Problem requirements: Type out the data exactly as given. Skip any image.

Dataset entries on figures

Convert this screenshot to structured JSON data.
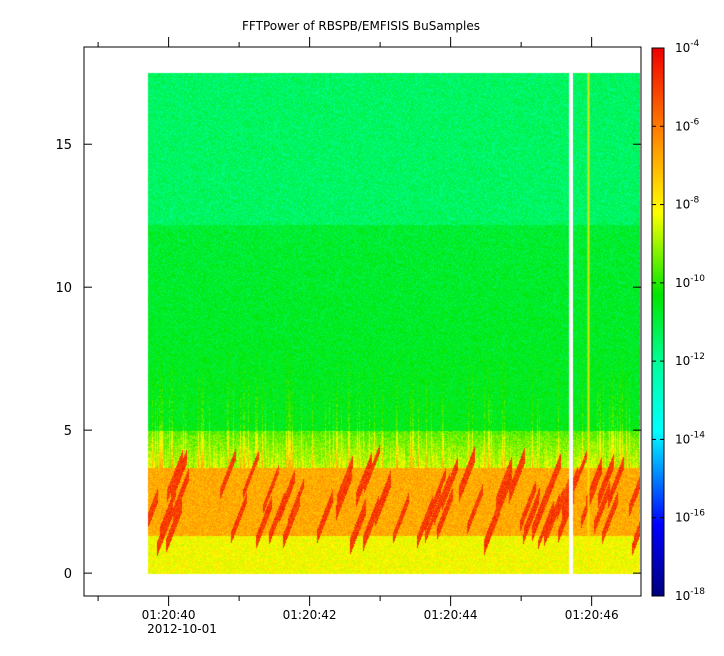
{
  "chart_data": {
    "type": "heatmap",
    "title": "FFTPower of RBSPB/EMFISIS  BuSamples",
    "xlabel": "",
    "ylabel": "",
    "x_range": [
      "01:20:38.8",
      "01:20:46.7"
    ],
    "ylim": [
      -0.8,
      18.4
    ],
    "y_ticks": [
      0,
      5,
      10,
      15
    ],
    "y_tick_labels": [
      "0",
      "5",
      "10",
      "15"
    ],
    "x_ticks": [
      "01:20:40",
      "01:20:42",
      "01:20:44",
      "01:20:46"
    ],
    "x_tick_labels": [
      "01:20:40",
      "01:20:42",
      "01:20:44",
      "01:20:46"
    ],
    "x_date_label": "2012-10-01",
    "data_start": "01:20:39.7",
    "data_end": "01:20:46.7",
    "data_fmax": 17.5,
    "data_gap": "01:20:45.7",
    "colorbar": {
      "scale": "log",
      "zlim": [
        1e-18,
        0.0001
      ],
      "tick_base": "10",
      "tick_exponents": [
        "-4",
        "-6",
        "-8",
        "-10",
        "-12",
        "-14",
        "-16",
        "-18"
      ]
    }
  }
}
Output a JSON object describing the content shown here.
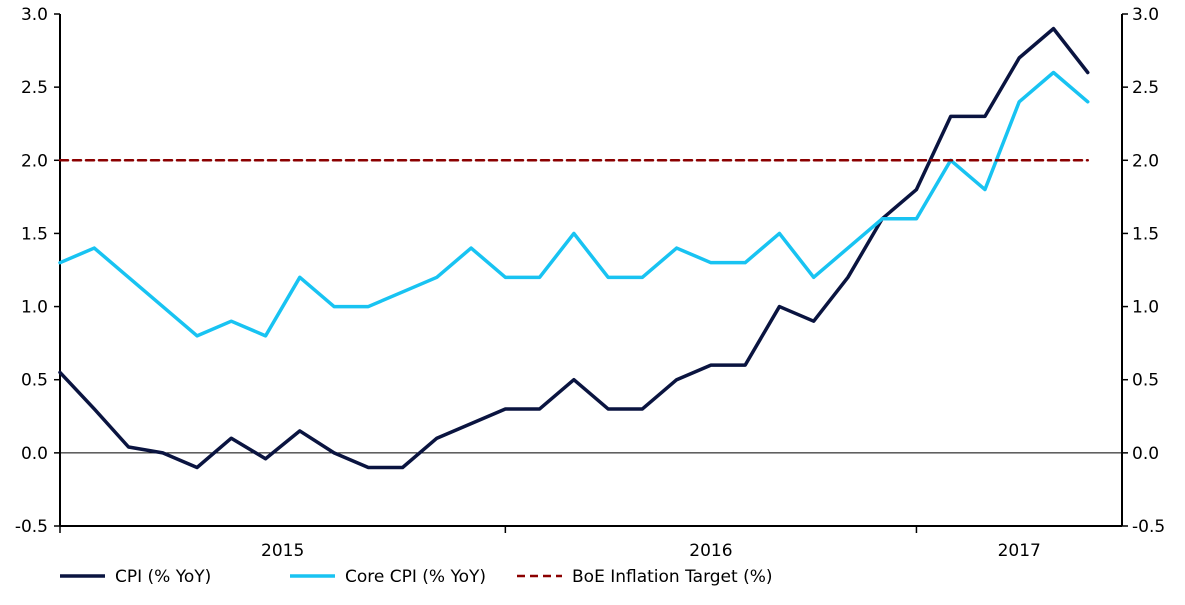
{
  "chart_data": {
    "type": "line",
    "x_unit": "month",
    "x": [
      "2014-12",
      "2015-01",
      "2015-02",
      "2015-03",
      "2015-04",
      "2015-05",
      "2015-06",
      "2015-07",
      "2015-08",
      "2015-09",
      "2015-10",
      "2015-11",
      "2015-12",
      "2016-01",
      "2016-02",
      "2016-03",
      "2016-04",
      "2016-05",
      "2016-06",
      "2016-07",
      "2016-08",
      "2016-09",
      "2016-10",
      "2016-11",
      "2016-12",
      "2017-01",
      "2017-02",
      "2017-03",
      "2017-04",
      "2017-05",
      "2017-06",
      "2017-07"
    ],
    "x_axis_labels": [
      "2015",
      "2016",
      "2017"
    ],
    "y_ticks": [
      "-0.5",
      "0.0",
      "0.5",
      "1.0",
      "1.5",
      "2.0",
      "2.5",
      "3.0"
    ],
    "ylim": [
      -0.5,
      3.0
    ],
    "series": [
      {
        "name": "CPI (% YoY)",
        "color": "#0a1440",
        "style": "solid",
        "values": [
          0.55,
          0.3,
          0.04,
          0.0,
          -0.1,
          0.1,
          -0.04,
          0.15,
          0.0,
          -0.1,
          -0.1,
          0.1,
          0.2,
          0.3,
          0.3,
          0.5,
          0.3,
          0.3,
          0.5,
          0.6,
          0.6,
          1.0,
          0.9,
          1.2,
          1.6,
          1.8,
          2.3,
          2.3,
          2.7,
          2.9,
          2.6,
          null
        ]
      },
      {
        "name": "Core CPI (% YoY)",
        "color": "#18c3f2",
        "style": "solid",
        "values": [
          1.3,
          1.4,
          1.2,
          1.0,
          0.8,
          0.9,
          0.8,
          1.2,
          1.0,
          1.0,
          1.1,
          1.2,
          1.4,
          1.2,
          1.2,
          1.5,
          1.2,
          1.2,
          1.4,
          1.3,
          1.3,
          1.5,
          1.2,
          1.4,
          1.6,
          1.6,
          2.0,
          1.8,
          2.4,
          2.6,
          2.4,
          null
        ]
      },
      {
        "name": "BoE Inflation Target (%)",
        "color": "#8b0000",
        "style": "dashed",
        "values": [
          2,
          2,
          2,
          2,
          2,
          2,
          2,
          2,
          2,
          2,
          2,
          2,
          2,
          2,
          2,
          2,
          2,
          2,
          2,
          2,
          2,
          2,
          2,
          2,
          2,
          2,
          2,
          2,
          2,
          2,
          2,
          null
        ]
      }
    ],
    "grid": false,
    "dual_y_axis": true,
    "legend_position": "bottom-left"
  }
}
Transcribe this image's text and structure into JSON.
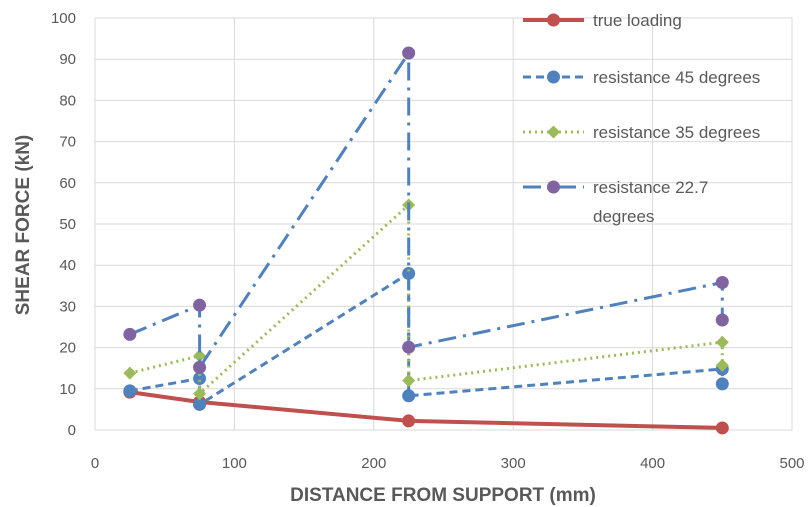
{
  "chart_data": {
    "type": "line",
    "xlabel": "DISTANCE FROM SUPPORT (mm)",
    "ylabel": "SHEAR FORCE (kN)",
    "xlim": [
      0,
      500
    ],
    "ylim": [
      0,
      100
    ],
    "x_ticks": [
      "0",
      "100",
      "200",
      "300",
      "400",
      "500"
    ],
    "y_ticks": [
      "0",
      "10",
      "20",
      "30",
      "40",
      "50",
      "60",
      "70",
      "80",
      "90",
      "100"
    ],
    "grid": true,
    "legend_position": "top-right",
    "series": [
      {
        "name": "true loading",
        "color": "#C0504D",
        "marker": "circle",
        "line_style": "solid",
        "points": [
          [
            25,
            9.2
          ],
          [
            75,
            6.8
          ],
          [
            225,
            2.2
          ],
          [
            450,
            0.5
          ]
        ]
      },
      {
        "name": "resistance 45 degrees",
        "color": "#4F81BD",
        "marker": "circle",
        "line_style": "dashed",
        "points": [
          [
            25,
            9.5
          ],
          [
            75,
            12.5
          ],
          [
            75,
            6.2
          ],
          [
            225,
            38.0
          ],
          [
            225,
            8.3
          ],
          [
            450,
            14.8
          ],
          [
            450,
            11.2
          ]
        ]
      },
      {
        "name": "resistance 35 degrees",
        "color": "#9BBB59",
        "marker": "diamond",
        "line_style": "dotted",
        "points": [
          [
            25,
            13.8
          ],
          [
            75,
            18.0
          ],
          [
            75,
            8.8
          ],
          [
            225,
            54.6
          ],
          [
            225,
            12.0
          ],
          [
            450,
            21.3
          ],
          [
            450,
            15.7
          ]
        ]
      },
      {
        "name_lines": [
          "resistance 22.7",
          "degrees"
        ],
        "color": "#8064A2",
        "line_color": "#4F81BD",
        "marker": "circle",
        "line_style": "dash-dot",
        "points": [
          [
            25,
            23.2
          ],
          [
            75,
            30.3
          ],
          [
            75,
            15.2
          ],
          [
            225,
            91.5
          ],
          [
            225,
            20.1
          ],
          [
            450,
            35.8
          ],
          [
            450,
            26.7
          ]
        ]
      }
    ]
  }
}
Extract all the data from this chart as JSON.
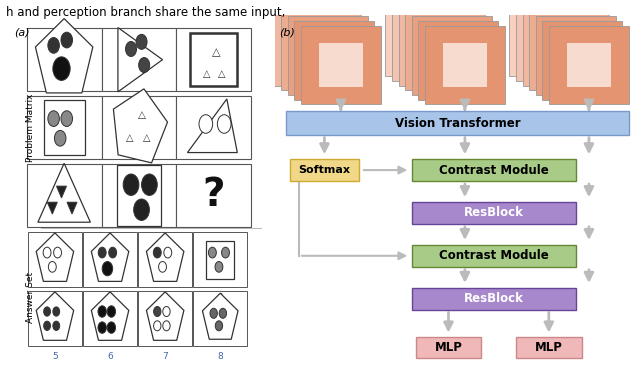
{
  "title_text": "h and perception branch share the same input,",
  "panel_a_label": "(a)",
  "panel_b_label": "(b)",
  "vit_color": "#a8c4e8",
  "contrast_color": "#a8cc88",
  "resblock_color": "#a888cc",
  "mlp_color": "#f0b8b8",
  "softmax_color": "#f0d888",
  "background": "#ffffff",
  "arrow_color": "#bbbbbb",
  "stack_colors": [
    "#f8d0c0",
    "#f4c4b0",
    "#f0b8a0",
    "#ecac90",
    "#e8a080",
    "#e49470"
  ]
}
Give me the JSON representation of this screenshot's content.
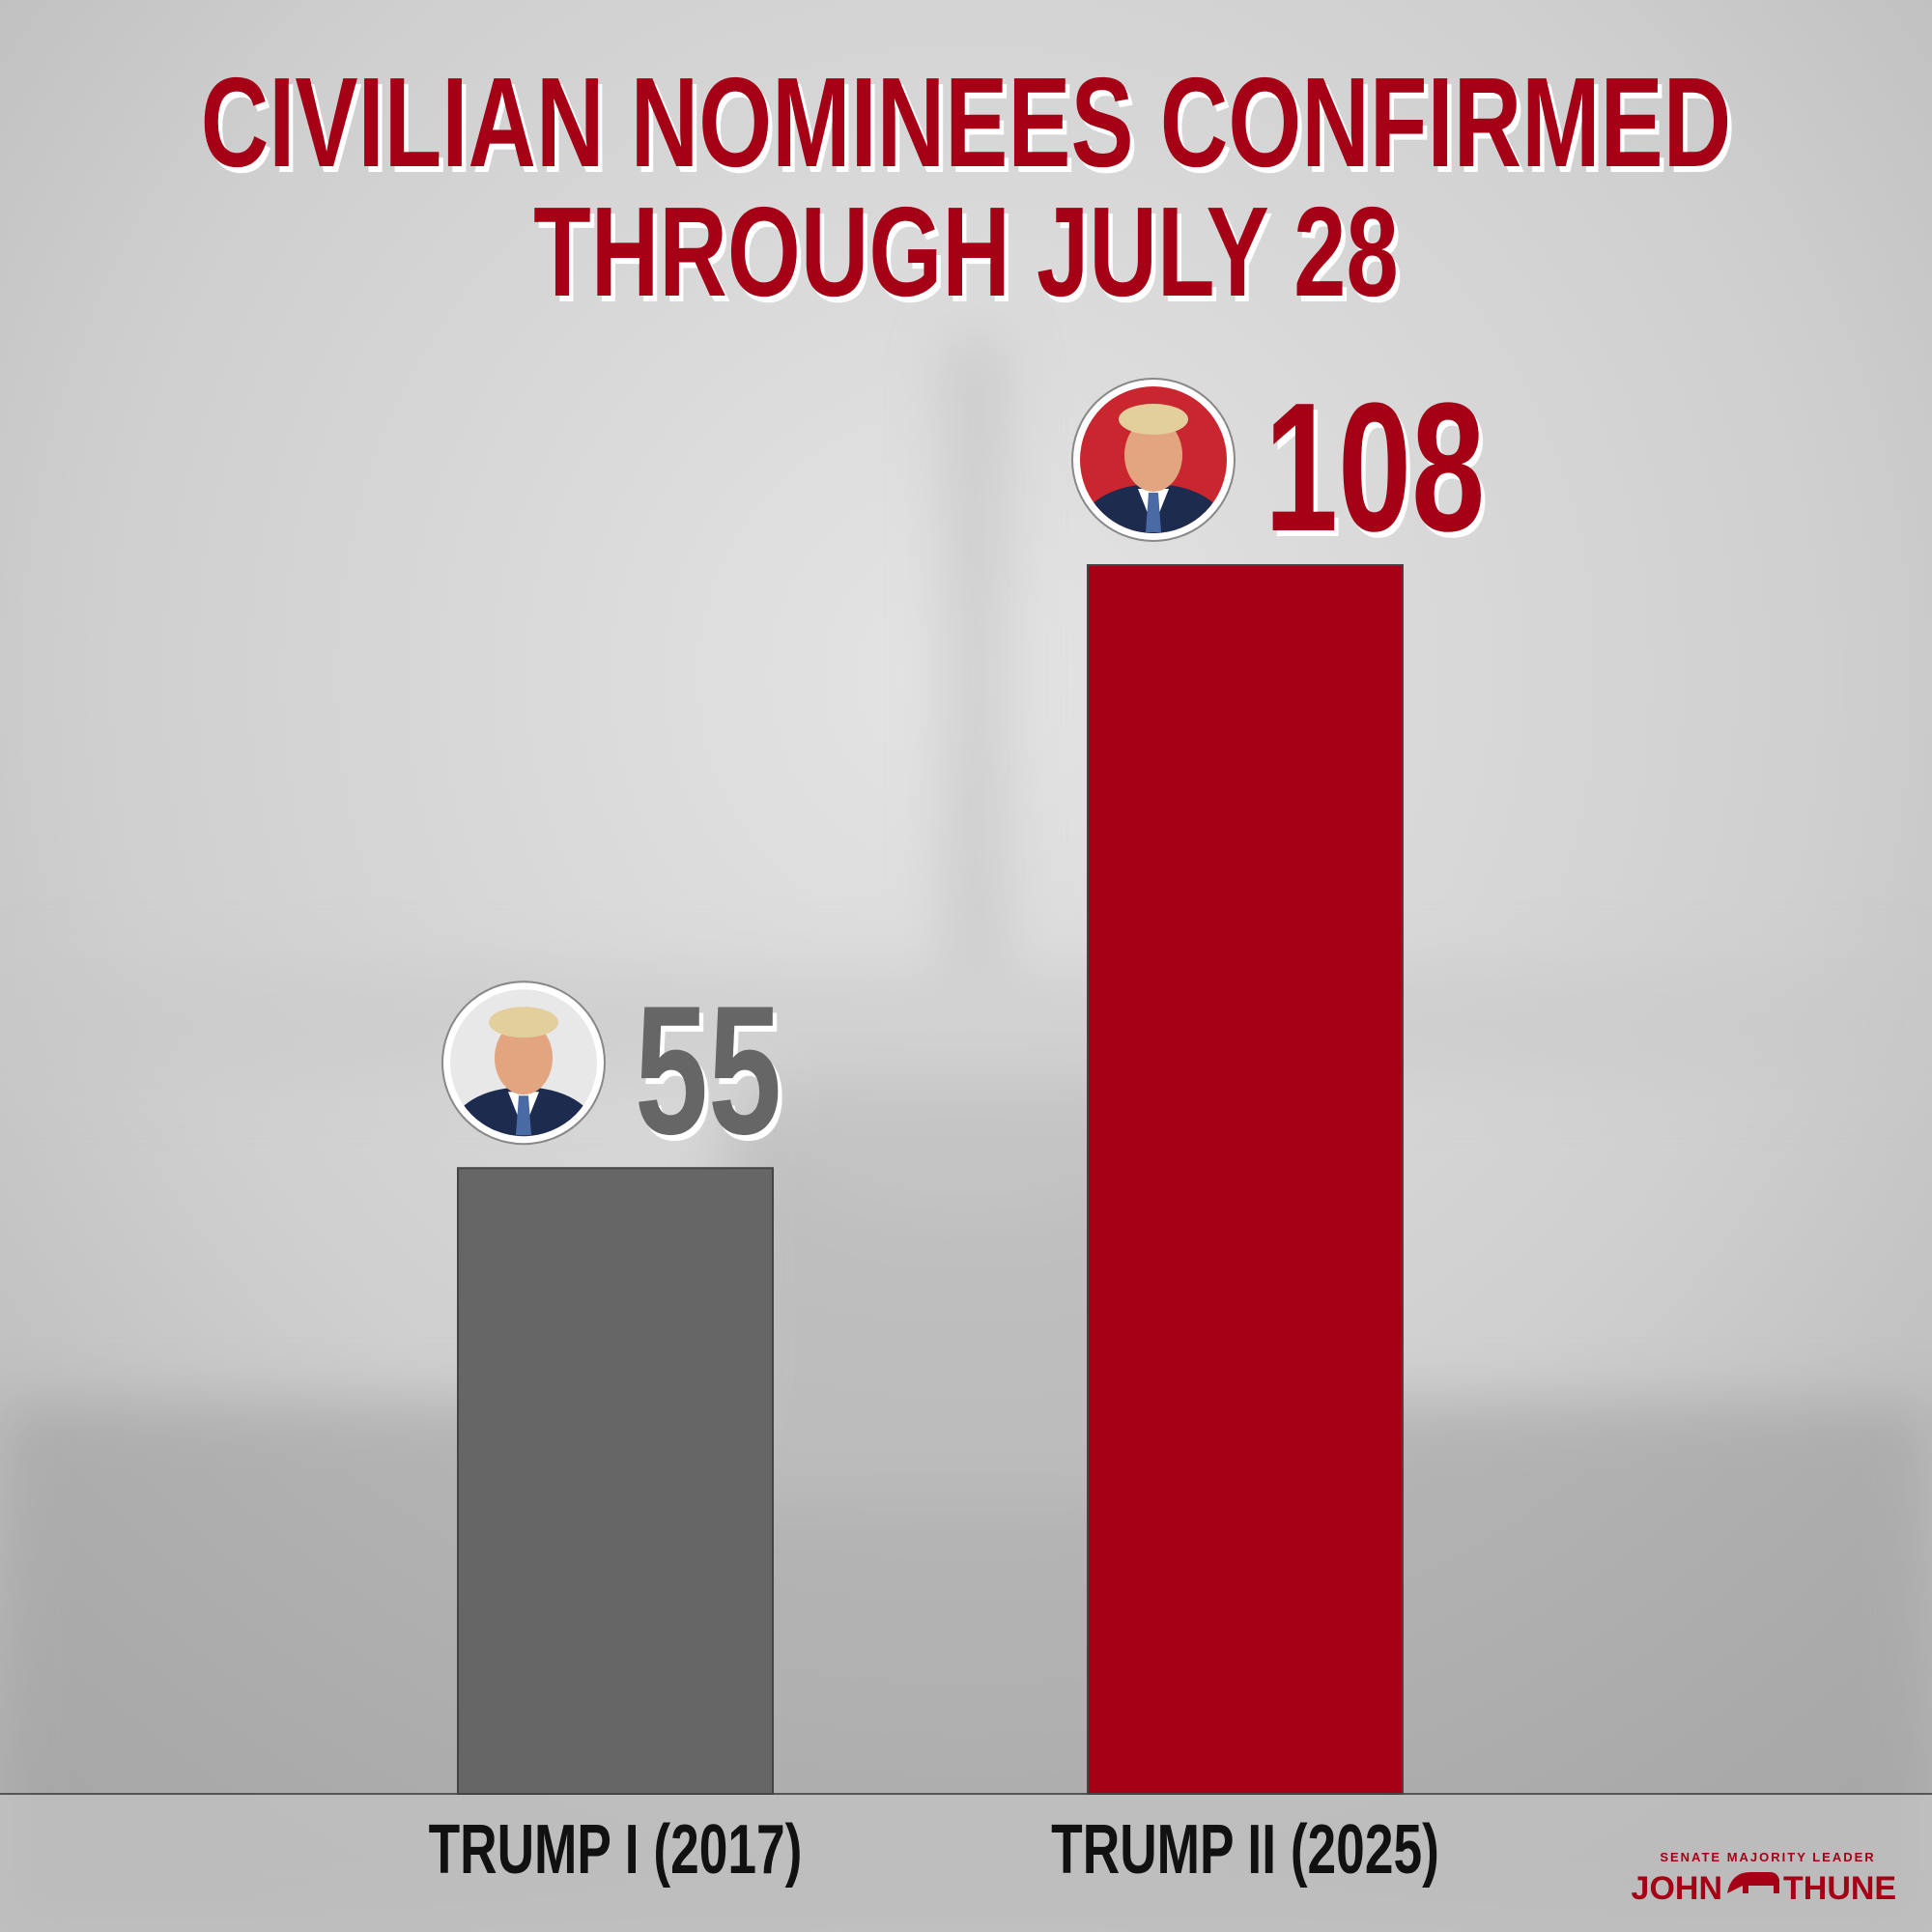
{
  "chart_data": {
    "type": "bar",
    "title": [
      "CIVILIAN NOMINEES CONFIRMED",
      "THROUGH JULY 28"
    ],
    "categories": [
      "TRUMP I (2017)",
      "TRUMP II (2025)"
    ],
    "values": [
      55,
      108
    ],
    "colors": [
      "#666666",
      "#a50016"
    ],
    "branding": {
      "label": "SENATE MAJORITY LEADER",
      "name_left": "JOHN",
      "name_right": "THUNE"
    }
  }
}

Task solution:
Convert this screenshot to structured JSON data.
{
  "chart_data": {
    "type": "heatmap",
    "title": "FFTPower of RBSPB/EMFISIS  BuSamples",
    "xlabel": "",
    "ylabel": "",
    "x_range": [
      "01:20:38.8",
      "01:20:46.7"
    ],
    "ylim": [
      -0.8,
      18.4
    ],
    "y_ticks": [
      0,
      5,
      10,
      15
    ],
    "y_tick_labels": [
      "0",
      "5",
      "10",
      "15"
    ],
    "x_ticks": [
      "01:20:40",
      "01:20:42",
      "01:20:44",
      "01:20:46"
    ],
    "x_tick_labels": [
      "01:20:40",
      "01:20:42",
      "01:20:44",
      "01:20:46"
    ],
    "x_date_label": "2012-10-01",
    "data_start": "01:20:39.7",
    "data_end": "01:20:46.7",
    "data_fmax": 17.5,
    "data_gap": "01:20:45.7",
    "colorbar": {
      "scale": "log",
      "zlim": [
        1e-18,
        0.0001
      ],
      "tick_base": "10",
      "tick_exponents": [
        "-4",
        "-6",
        "-8",
        "-10",
        "-12",
        "-14",
        "-16",
        "-18"
      ]
    }
  }
}
Output a JSON object describing the content shown here.
{
  "chart_data": {
    "type": "line",
    "x_unit": "month",
    "x": [
      "2014-12",
      "2015-01",
      "2015-02",
      "2015-03",
      "2015-04",
      "2015-05",
      "2015-06",
      "2015-07",
      "2015-08",
      "2015-09",
      "2015-10",
      "2015-11",
      "2015-12",
      "2016-01",
      "2016-02",
      "2016-03",
      "2016-04",
      "2016-05",
      "2016-06",
      "2016-07",
      "2016-08",
      "2016-09",
      "2016-10",
      "2016-11",
      "2016-12",
      "2017-01",
      "2017-02",
      "2017-03",
      "2017-04",
      "2017-05",
      "2017-06",
      "2017-07"
    ],
    "x_axis_labels": [
      "2015",
      "2016",
      "2017"
    ],
    "y_ticks": [
      "-0.5",
      "0.0",
      "0.5",
      "1.0",
      "1.5",
      "2.0",
      "2.5",
      "3.0"
    ],
    "ylim": [
      -0.5,
      3.0
    ],
    "series": [
      {
        "name": "CPI (% YoY)",
        "color": "#0a1440",
        "style": "solid",
        "values": [
          0.55,
          0.3,
          0.04,
          0.0,
          -0.1,
          0.1,
          -0.04,
          0.15,
          0.0,
          -0.1,
          -0.1,
          0.1,
          0.2,
          0.3,
          0.3,
          0.5,
          0.3,
          0.3,
          0.5,
          0.6,
          0.6,
          1.0,
          0.9,
          1.2,
          1.6,
          1.8,
          2.3,
          2.3,
          2.7,
          2.9,
          2.6,
          null
        ]
      },
      {
        "name": "Core CPI (% YoY)",
        "color": "#18c3f2",
        "style": "solid",
        "values": [
          1.3,
          1.4,
          1.2,
          1.0,
          0.8,
          0.9,
          0.8,
          1.2,
          1.0,
          1.0,
          1.1,
          1.2,
          1.4,
          1.2,
          1.2,
          1.5,
          1.2,
          1.2,
          1.4,
          1.3,
          1.3,
          1.5,
          1.2,
          1.4,
          1.6,
          1.6,
          2.0,
          1.8,
          2.4,
          2.6,
          2.4,
          null
        ]
      },
      {
        "name": "BoE Inflation Target (%)",
        "color": "#8b0000",
        "style": "dashed",
        "values": [
          2,
          2,
          2,
          2,
          2,
          2,
          2,
          2,
          2,
          2,
          2,
          2,
          2,
          2,
          2,
          2,
          2,
          2,
          2,
          2,
          2,
          2,
          2,
          2,
          2,
          2,
          2,
          2,
          2,
          2,
          2,
          null
        ]
      }
    ],
    "grid": false,
    "dual_y_axis": true,
    "legend_position": "bottom-left"
  }
}
Transcribe this image's text and structure into JSON.
{
  "chart_data": {
    "type": "line",
    "xlabel": "DISTANCE FROM SUPPORT (mm)",
    "ylabel": "SHEAR FORCE (kN)",
    "xlim": [
      0,
      500
    ],
    "ylim": [
      0,
      100
    ],
    "x_ticks": [
      "0",
      "100",
      "200",
      "300",
      "400",
      "500"
    ],
    "y_ticks": [
      "0",
      "10",
      "20",
      "30",
      "40",
      "50",
      "60",
      "70",
      "80",
      "90",
      "100"
    ],
    "grid": true,
    "legend_position": "top-right",
    "series": [
      {
        "name": "true loading",
        "color": "#C0504D",
        "marker": "circle",
        "line_style": "solid",
        "points": [
          [
            25,
            9.2
          ],
          [
            75,
            6.8
          ],
          [
            225,
            2.2
          ],
          [
            450,
            0.5
          ]
        ]
      },
      {
        "name": "resistance 45 degrees",
        "color": "#4F81BD",
        "marker": "circle",
        "line_style": "dashed",
        "points": [
          [
            25,
            9.5
          ],
          [
            75,
            12.5
          ],
          [
            75,
            6.2
          ],
          [
            225,
            38.0
          ],
          [
            225,
            8.3
          ],
          [
            450,
            14.8
          ],
          [
            450,
            11.2
          ]
        ]
      },
      {
        "name": "resistance 35 degrees",
        "color": "#9BBB59",
        "marker": "diamond",
        "line_style": "dotted",
        "points": [
          [
            25,
            13.8
          ],
          [
            75,
            18.0
          ],
          [
            75,
            8.8
          ],
          [
            225,
            54.6
          ],
          [
            225,
            12.0
          ],
          [
            450,
            21.3
          ],
          [
            450,
            15.7
          ]
        ]
      },
      {
        "name_lines": [
          "resistance 22.7",
          "degrees"
        ],
        "color": "#8064A2",
        "line_color": "#4F81BD",
        "marker": "circle",
        "line_style": "dash-dot",
        "points": [
          [
            25,
            23.2
          ],
          [
            75,
            30.3
          ],
          [
            75,
            15.2
          ],
          [
            225,
            91.5
          ],
          [
            225,
            20.1
          ],
          [
            450,
            35.8
          ],
          [
            450,
            26.7
          ]
        ]
      }
    ]
  }
}
Extract all the data from this chart as JSON.
{
  "title_text": "h and perception branch share the same input,",
  "panel_a_label": "(a)",
  "panel_b_label": "(b)",
  "vit_color": "#a8c4e8",
  "contrast_color": "#a8cc88",
  "resblock_color": "#a888cc",
  "mlp_color": "#f0b8b8",
  "softmax_color": "#f0d888",
  "background": "#ffffff",
  "arrow_color": "#bbbbbb",
  "stack_colors": [
    "#f8d0c0",
    "#f4c4b0",
    "#f0b8a0",
    "#ecac90",
    "#e8a080",
    "#e49470"
  ]
}
Give me the JSON representation of this screenshot's content.
{
  "chart_data": {
    "type": "bar",
    "title": [
      "CIVILIAN NOMINEES CONFIRMED",
      "THROUGH JULY 28"
    ],
    "categories": [
      "TRUMP I (2017)",
      "TRUMP II (2025)"
    ],
    "values": [
      55,
      108
    ],
    "colors": [
      "#666666",
      "#a50016"
    ],
    "branding": {
      "label": "SENATE MAJORITY LEADER",
      "name_left": "JOHN",
      "name_right": "THUNE"
    }
  }
}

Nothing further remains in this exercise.